-- START OF RECORDS FOR PROCESSING --
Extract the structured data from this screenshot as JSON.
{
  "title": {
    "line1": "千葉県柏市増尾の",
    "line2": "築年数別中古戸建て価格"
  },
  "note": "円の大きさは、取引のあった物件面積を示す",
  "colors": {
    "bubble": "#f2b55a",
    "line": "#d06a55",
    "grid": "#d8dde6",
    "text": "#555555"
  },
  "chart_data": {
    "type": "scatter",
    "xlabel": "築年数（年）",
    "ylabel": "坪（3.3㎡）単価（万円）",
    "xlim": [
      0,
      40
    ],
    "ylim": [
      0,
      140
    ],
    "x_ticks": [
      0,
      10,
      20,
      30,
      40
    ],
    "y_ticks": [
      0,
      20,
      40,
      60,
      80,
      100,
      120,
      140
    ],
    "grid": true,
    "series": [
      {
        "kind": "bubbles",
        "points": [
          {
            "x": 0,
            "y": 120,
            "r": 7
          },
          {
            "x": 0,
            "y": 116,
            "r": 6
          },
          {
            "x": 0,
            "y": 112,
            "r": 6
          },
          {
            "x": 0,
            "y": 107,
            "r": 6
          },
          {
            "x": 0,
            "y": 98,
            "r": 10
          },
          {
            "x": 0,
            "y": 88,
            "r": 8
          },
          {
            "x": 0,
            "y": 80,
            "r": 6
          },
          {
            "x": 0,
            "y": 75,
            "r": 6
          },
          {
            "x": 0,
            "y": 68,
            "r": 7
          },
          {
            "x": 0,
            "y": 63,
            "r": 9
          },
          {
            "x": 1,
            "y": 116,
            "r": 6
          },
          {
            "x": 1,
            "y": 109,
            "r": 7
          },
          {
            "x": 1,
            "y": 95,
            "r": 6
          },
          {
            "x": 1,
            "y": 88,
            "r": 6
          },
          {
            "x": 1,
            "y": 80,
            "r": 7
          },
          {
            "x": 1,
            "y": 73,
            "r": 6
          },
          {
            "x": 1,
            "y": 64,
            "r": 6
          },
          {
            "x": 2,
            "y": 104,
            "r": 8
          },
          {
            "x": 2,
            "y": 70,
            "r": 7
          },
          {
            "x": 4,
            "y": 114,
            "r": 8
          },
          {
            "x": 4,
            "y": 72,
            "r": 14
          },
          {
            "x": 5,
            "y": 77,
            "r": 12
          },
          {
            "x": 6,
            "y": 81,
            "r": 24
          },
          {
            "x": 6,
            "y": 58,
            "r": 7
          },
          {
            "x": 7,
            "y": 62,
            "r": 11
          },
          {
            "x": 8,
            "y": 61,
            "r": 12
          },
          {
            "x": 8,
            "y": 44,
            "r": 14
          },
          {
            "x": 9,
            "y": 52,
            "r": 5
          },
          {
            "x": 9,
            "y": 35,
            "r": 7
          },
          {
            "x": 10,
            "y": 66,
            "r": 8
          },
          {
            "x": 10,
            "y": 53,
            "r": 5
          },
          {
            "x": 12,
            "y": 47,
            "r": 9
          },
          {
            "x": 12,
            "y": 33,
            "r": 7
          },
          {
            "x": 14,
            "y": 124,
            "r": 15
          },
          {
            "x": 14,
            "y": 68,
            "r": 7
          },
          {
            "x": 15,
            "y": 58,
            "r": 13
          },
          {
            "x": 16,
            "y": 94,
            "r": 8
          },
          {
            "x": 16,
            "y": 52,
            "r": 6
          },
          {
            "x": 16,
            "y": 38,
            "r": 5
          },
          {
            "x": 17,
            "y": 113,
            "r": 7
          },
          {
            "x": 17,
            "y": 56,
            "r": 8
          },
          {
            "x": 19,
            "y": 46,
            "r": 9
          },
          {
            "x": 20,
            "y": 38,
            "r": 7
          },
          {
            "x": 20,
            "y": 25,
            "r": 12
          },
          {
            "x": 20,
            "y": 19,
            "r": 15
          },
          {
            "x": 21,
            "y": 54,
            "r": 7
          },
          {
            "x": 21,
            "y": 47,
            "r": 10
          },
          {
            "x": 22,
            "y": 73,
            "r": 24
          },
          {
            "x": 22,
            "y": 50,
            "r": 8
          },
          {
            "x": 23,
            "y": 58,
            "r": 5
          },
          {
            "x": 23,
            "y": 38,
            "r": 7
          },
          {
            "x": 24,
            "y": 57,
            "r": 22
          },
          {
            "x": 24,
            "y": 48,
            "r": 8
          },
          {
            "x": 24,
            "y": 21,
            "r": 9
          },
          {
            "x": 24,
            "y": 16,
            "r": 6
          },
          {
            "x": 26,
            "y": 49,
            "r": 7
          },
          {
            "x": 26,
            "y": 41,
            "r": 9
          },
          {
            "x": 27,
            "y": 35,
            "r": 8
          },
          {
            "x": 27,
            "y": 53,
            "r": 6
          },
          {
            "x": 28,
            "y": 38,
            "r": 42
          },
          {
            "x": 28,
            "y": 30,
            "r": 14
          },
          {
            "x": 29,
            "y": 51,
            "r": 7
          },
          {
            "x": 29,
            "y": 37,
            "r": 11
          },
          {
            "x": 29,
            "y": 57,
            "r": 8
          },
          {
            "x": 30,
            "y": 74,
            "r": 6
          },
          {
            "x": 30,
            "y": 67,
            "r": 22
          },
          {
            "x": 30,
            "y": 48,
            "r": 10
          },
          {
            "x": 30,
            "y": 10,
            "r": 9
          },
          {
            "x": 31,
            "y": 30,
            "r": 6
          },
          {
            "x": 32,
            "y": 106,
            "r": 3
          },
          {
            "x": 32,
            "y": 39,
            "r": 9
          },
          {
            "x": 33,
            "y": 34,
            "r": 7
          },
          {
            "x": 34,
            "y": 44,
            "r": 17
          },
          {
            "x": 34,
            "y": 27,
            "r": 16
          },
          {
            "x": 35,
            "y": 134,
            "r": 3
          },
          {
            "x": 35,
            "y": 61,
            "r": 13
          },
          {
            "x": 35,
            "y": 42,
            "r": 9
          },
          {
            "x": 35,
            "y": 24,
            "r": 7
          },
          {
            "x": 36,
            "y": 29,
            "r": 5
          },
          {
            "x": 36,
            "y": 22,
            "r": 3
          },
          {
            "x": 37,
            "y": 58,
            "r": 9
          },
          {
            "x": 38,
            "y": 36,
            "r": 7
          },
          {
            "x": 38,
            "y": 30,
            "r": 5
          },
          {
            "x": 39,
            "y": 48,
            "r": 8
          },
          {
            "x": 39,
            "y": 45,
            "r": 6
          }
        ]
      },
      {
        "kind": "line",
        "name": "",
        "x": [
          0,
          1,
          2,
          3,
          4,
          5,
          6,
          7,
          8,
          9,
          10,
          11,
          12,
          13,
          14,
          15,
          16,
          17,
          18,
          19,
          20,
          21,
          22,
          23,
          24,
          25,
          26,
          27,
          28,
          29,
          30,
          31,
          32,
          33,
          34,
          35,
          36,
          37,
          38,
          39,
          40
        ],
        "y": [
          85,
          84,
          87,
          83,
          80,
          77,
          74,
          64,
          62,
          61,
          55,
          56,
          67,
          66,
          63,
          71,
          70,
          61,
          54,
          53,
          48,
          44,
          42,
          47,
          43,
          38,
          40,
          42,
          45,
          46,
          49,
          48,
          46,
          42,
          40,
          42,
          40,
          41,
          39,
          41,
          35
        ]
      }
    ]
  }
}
-- END OF RECORDS FOR PROCESSING --
Repeat each record in full; every line must match exactly.

ANSWER FOR THE TASK
Extract the structured data from this screenshot as JSON.
{
  "title": {
    "line1": "千葉県柏市増尾の",
    "line2": "築年数別中古戸建て価格"
  },
  "note": "円の大きさは、取引のあった物件面積を示す",
  "colors": {
    "bubble": "#f2b55a",
    "line": "#d06a55",
    "grid": "#d8dde6",
    "text": "#555555"
  },
  "chart_data": {
    "type": "scatter",
    "xlabel": "築年数（年）",
    "ylabel": "坪（3.3㎡）単価（万円）",
    "xlim": [
      0,
      40
    ],
    "ylim": [
      0,
      140
    ],
    "x_ticks": [
      0,
      10,
      20,
      30,
      40
    ],
    "y_ticks": [
      0,
      20,
      40,
      60,
      80,
      100,
      120,
      140
    ],
    "grid": true,
    "series": [
      {
        "kind": "bubbles",
        "points": [
          {
            "x": 0,
            "y": 120,
            "r": 7
          },
          {
            "x": 0,
            "y": 116,
            "r": 6
          },
          {
            "x": 0,
            "y": 112,
            "r": 6
          },
          {
            "x": 0,
            "y": 107,
            "r": 6
          },
          {
            "x": 0,
            "y": 98,
            "r": 10
          },
          {
            "x": 0,
            "y": 88,
            "r": 8
          },
          {
            "x": 0,
            "y": 80,
            "r": 6
          },
          {
            "x": 0,
            "y": 75,
            "r": 6
          },
          {
            "x": 0,
            "y": 68,
            "r": 7
          },
          {
            "x": 0,
            "y": 63,
            "r": 9
          },
          {
            "x": 1,
            "y": 116,
            "r": 6
          },
          {
            "x": 1,
            "y": 109,
            "r": 7
          },
          {
            "x": 1,
            "y": 95,
            "r": 6
          },
          {
            "x": 1,
            "y": 88,
            "r": 6
          },
          {
            "x": 1,
            "y": 80,
            "r": 7
          },
          {
            "x": 1,
            "y": 73,
            "r": 6
          },
          {
            "x": 1,
            "y": 64,
            "r": 6
          },
          {
            "x": 2,
            "y": 104,
            "r": 8
          },
          {
            "x": 2,
            "y": 70,
            "r": 7
          },
          {
            "x": 4,
            "y": 114,
            "r": 8
          },
          {
            "x": 4,
            "y": 72,
            "r": 14
          },
          {
            "x": 5,
            "y": 77,
            "r": 12
          },
          {
            "x": 6,
            "y": 81,
            "r": 24
          },
          {
            "x": 6,
            "y": 58,
            "r": 7
          },
          {
            "x": 7,
            "y": 62,
            "r": 11
          },
          {
            "x": 8,
            "y": 61,
            "r": 12
          },
          {
            "x": 8,
            "y": 44,
            "r": 14
          },
          {
            "x": 9,
            "y": 52,
            "r": 5
          },
          {
            "x": 9,
            "y": 35,
            "r": 7
          },
          {
            "x": 10,
            "y": 66,
            "r": 8
          },
          {
            "x": 10,
            "y": 53,
            "r": 5
          },
          {
            "x": 12,
            "y": 47,
            "r": 9
          },
          {
            "x": 12,
            "y": 33,
            "r": 7
          },
          {
            "x": 14,
            "y": 124,
            "r": 15
          },
          {
            "x": 14,
            "y": 68,
            "r": 7
          },
          {
            "x": 15,
            "y": 58,
            "r": 13
          },
          {
            "x": 16,
            "y": 94,
            "r": 8
          },
          {
            "x": 16,
            "y": 52,
            "r": 6
          },
          {
            "x": 16,
            "y": 38,
            "r": 5
          },
          {
            "x": 17,
            "y": 113,
            "r": 7
          },
          {
            "x": 17,
            "y": 56,
            "r": 8
          },
          {
            "x": 19,
            "y": 46,
            "r": 9
          },
          {
            "x": 20,
            "y": 38,
            "r": 7
          },
          {
            "x": 20,
            "y": 25,
            "r": 12
          },
          {
            "x": 20,
            "y": 19,
            "r": 15
          },
          {
            "x": 21,
            "y": 54,
            "r": 7
          },
          {
            "x": 21,
            "y": 47,
            "r": 10
          },
          {
            "x": 22,
            "y": 73,
            "r": 24
          },
          {
            "x": 22,
            "y": 50,
            "r": 8
          },
          {
            "x": 23,
            "y": 58,
            "r": 5
          },
          {
            "x": 23,
            "y": 38,
            "r": 7
          },
          {
            "x": 24,
            "y": 57,
            "r": 22
          },
          {
            "x": 24,
            "y": 48,
            "r": 8
          },
          {
            "x": 24,
            "y": 21,
            "r": 9
          },
          {
            "x": 24,
            "y": 16,
            "r": 6
          },
          {
            "x": 26,
            "y": 49,
            "r": 7
          },
          {
            "x": 26,
            "y": 41,
            "r": 9
          },
          {
            "x": 27,
            "y": 35,
            "r": 8
          },
          {
            "x": 27,
            "y": 53,
            "r": 6
          },
          {
            "x": 28,
            "y": 38,
            "r": 42
          },
          {
            "x": 28,
            "y": 30,
            "r": 14
          },
          {
            "x": 29,
            "y": 51,
            "r": 7
          },
          {
            "x": 29,
            "y": 37,
            "r": 11
          },
          {
            "x": 29,
            "y": 57,
            "r": 8
          },
          {
            "x": 30,
            "y": 74,
            "r": 6
          },
          {
            "x": 30,
            "y": 67,
            "r": 22
          },
          {
            "x": 30,
            "y": 48,
            "r": 10
          },
          {
            "x": 30,
            "y": 10,
            "r": 9
          },
          {
            "x": 31,
            "y": 30,
            "r": 6
          },
          {
            "x": 32,
            "y": 106,
            "r": 3
          },
          {
            "x": 32,
            "y": 39,
            "r": 9
          },
          {
            "x": 33,
            "y": 34,
            "r": 7
          },
          {
            "x": 34,
            "y": 44,
            "r": 17
          },
          {
            "x": 34,
            "y": 27,
            "r": 16
          },
          {
            "x": 35,
            "y": 134,
            "r": 3
          },
          {
            "x": 35,
            "y": 61,
            "r": 13
          },
          {
            "x": 35,
            "y": 42,
            "r": 9
          },
          {
            "x": 35,
            "y": 24,
            "r": 7
          },
          {
            "x": 36,
            "y": 29,
            "r": 5
          },
          {
            "x": 36,
            "y": 22,
            "r": 3
          },
          {
            "x": 37,
            "y": 58,
            "r": 9
          },
          {
            "x": 38,
            "y": 36,
            "r": 7
          },
          {
            "x": 38,
            "y": 30,
            "r": 5
          },
          {
            "x": 39,
            "y": 48,
            "r": 8
          },
          {
            "x": 39,
            "y": 45,
            "r": 6
          }
        ]
      },
      {
        "kind": "line",
        "name": "",
        "x": [
          0,
          1,
          2,
          3,
          4,
          5,
          6,
          7,
          8,
          9,
          10,
          11,
          12,
          13,
          14,
          15,
          16,
          17,
          18,
          19,
          20,
          21,
          22,
          23,
          24,
          25,
          26,
          27,
          28,
          29,
          30,
          31,
          32,
          33,
          34,
          35,
          36,
          37,
          38,
          39,
          40
        ],
        "y": [
          85,
          84,
          87,
          83,
          80,
          77,
          74,
          64,
          62,
          61,
          55,
          56,
          67,
          66,
          63,
          71,
          70,
          61,
          54,
          53,
          48,
          44,
          42,
          47,
          43,
          38,
          40,
          42,
          45,
          46,
          49,
          48,
          46,
          42,
          40,
          42,
          40,
          41,
          39,
          41,
          35
        ]
      }
    ]
  }
}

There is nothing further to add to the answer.